• [Written problem]
Transcribe the whole listing below without changing a word, but leave out every image.

Begin Dataset extract

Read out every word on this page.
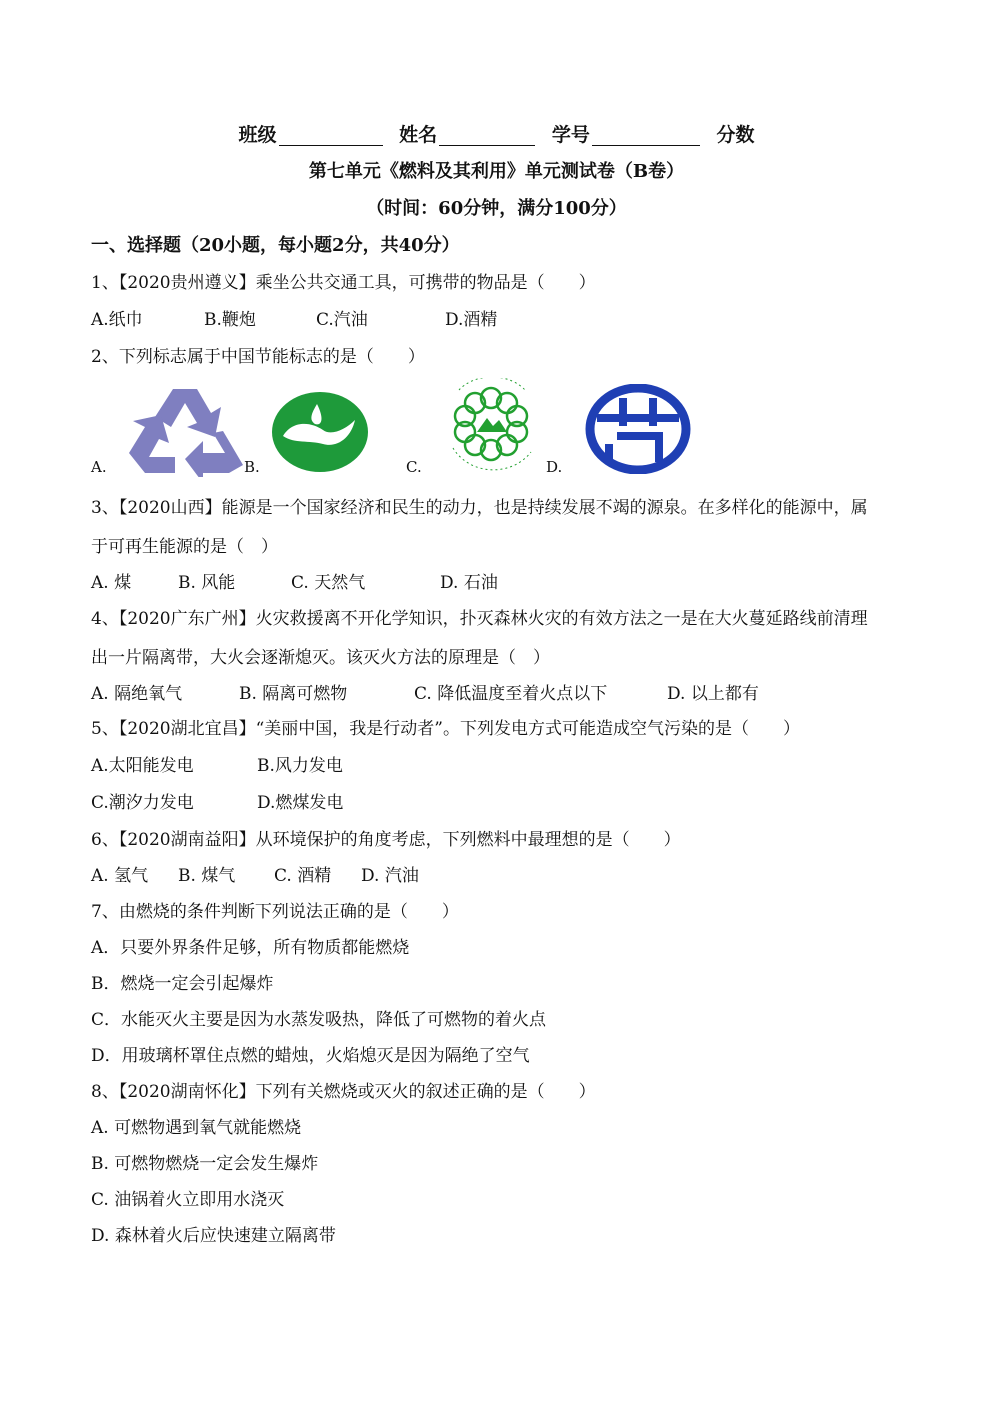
班级	姓名	学号	分数
第七单元《燃料及其利用》单元测试卷（B卷）
（时间：60分钟，满分100分）
一、选择题（20小题，每小题2分，共40分）
1、【2020贵州遵义】乘坐公共交通工具，可携带的物品是（　　）
A.纸巾	B.鞭炮	C.汽油	D.酒精
2、下列标志属于中国节能标志的是（　　）
A.	B.	C.	D.
3、【2020山西】能源是一个国家经济和民生的动力，也是持续发展不竭的源泉。在多样化的能源中，属
于可再生能源的是（　）
A. 煤	B. 风能	C. 天然气	D. 石油
4、【2020广东广州】火灾救援离不开化学知识，扑灭森林火灾的有效方法之一是在大火蔓延路线前清理
出一片隔离带，大火会逐渐熄灭。该灭火方法的原理是（　）
A. 隔绝氧气	B. 隔离可燃物	C. 降低温度至着火点以下	D. 以上都有
5、【2020湖北宜昌】“美丽中国，我是行动者”。下列发电方式可能造成空气污染的是（　　）
A.太阳能发电	B.风力发电
C.潮汐力发电	D.燃煤发电
6、【2020湖南益阳】从环境保护的角度考虑，下列燃料中最理想的是（　　）
A. 氢气 B. 煤气 C. 酒精 D. 汽油
7、由燃烧的条件判断下列说法正确的是（　　）
A．只要外界条件足够，所有物质都能燃烧
B．燃烧一定会引起爆炸
C．水能灭火主要是因为水蒸发吸热，降低了可燃物的着火点
D．用玻璃杯罩住点燃的蜡烛，火焰熄灭是因为隔绝了空气
8、【2020湖南怀化】下列有关燃烧或灭火的叙述正确的是（　　）
A. 可燃物遇到氧气就能燃烧
B. 可燃物燃烧一定会发生爆炸
C. 油锅着火立即用水浇灭
D. 森林着火后应快速建立隔离带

End Dataset extract

• [Expected output]
Read out every word on this page.
班级	姓名	学号	分数
第七单元《燃料及其利用》单元测试卷（B卷）
（时间：60分钟，满分100分）
一、选择题（20小题，每小题2分，共40分）
1、【2020贵州遵义】乘坐公共交通工具，可携带的物品是（　　）
A.纸巾	B.鞭炮	C.汽油	D.酒精
2、下列标志属于中国节能标志的是（　　）
A.	B.	C.	D.
3、【2020山西】能源是一个国家经济和民生的动力，也是持续发展不竭的源泉。在多样化的能源中，属
于可再生能源的是（　）
A. 煤	B. 风能	C. 天然气	D. 石油
4、【2020广东广州】火灾救援离不开化学知识，扑灭森林火灾的有效方法之一是在大火蔓延路线前清理
出一片隔离带，大火会逐渐熄灭。该灭火方法的原理是（　）
A. 隔绝氧气	B. 隔离可燃物	C. 降低温度至着火点以下	D. 以上都有
5、【2020湖北宜昌】“美丽中国，我是行动者”。下列发电方式可能造成空气污染的是（　　）
A.太阳能发电	B.风力发电
C.潮汐力发电	D.燃煤发电
6、【2020湖南益阳】从环境保护的角度考虑，下列燃料中最理想的是（　　）
A. 氢气 B. 煤气 C. 酒精 D. 汽油
7、由燃烧的条件判断下列说法正确的是（　　）
A．只要外界条件足够，所有物质都能燃烧
B．燃烧一定会引起爆炸
C．水能灭火主要是因为水蒸发吸热，降低了可燃物的着火点
D．用玻璃杯罩住点燃的蜡烛，火焰熄灭是因为隔绝了空气
8、【2020湖南怀化】下列有关燃烧或灭火的叙述正确的是（　　）
A. 可燃物遇到氧气就能燃烧
B. 可燃物燃烧一定会发生爆炸
C. 油锅着火立即用水浇灭
D. 森林着火后应快速建立隔离带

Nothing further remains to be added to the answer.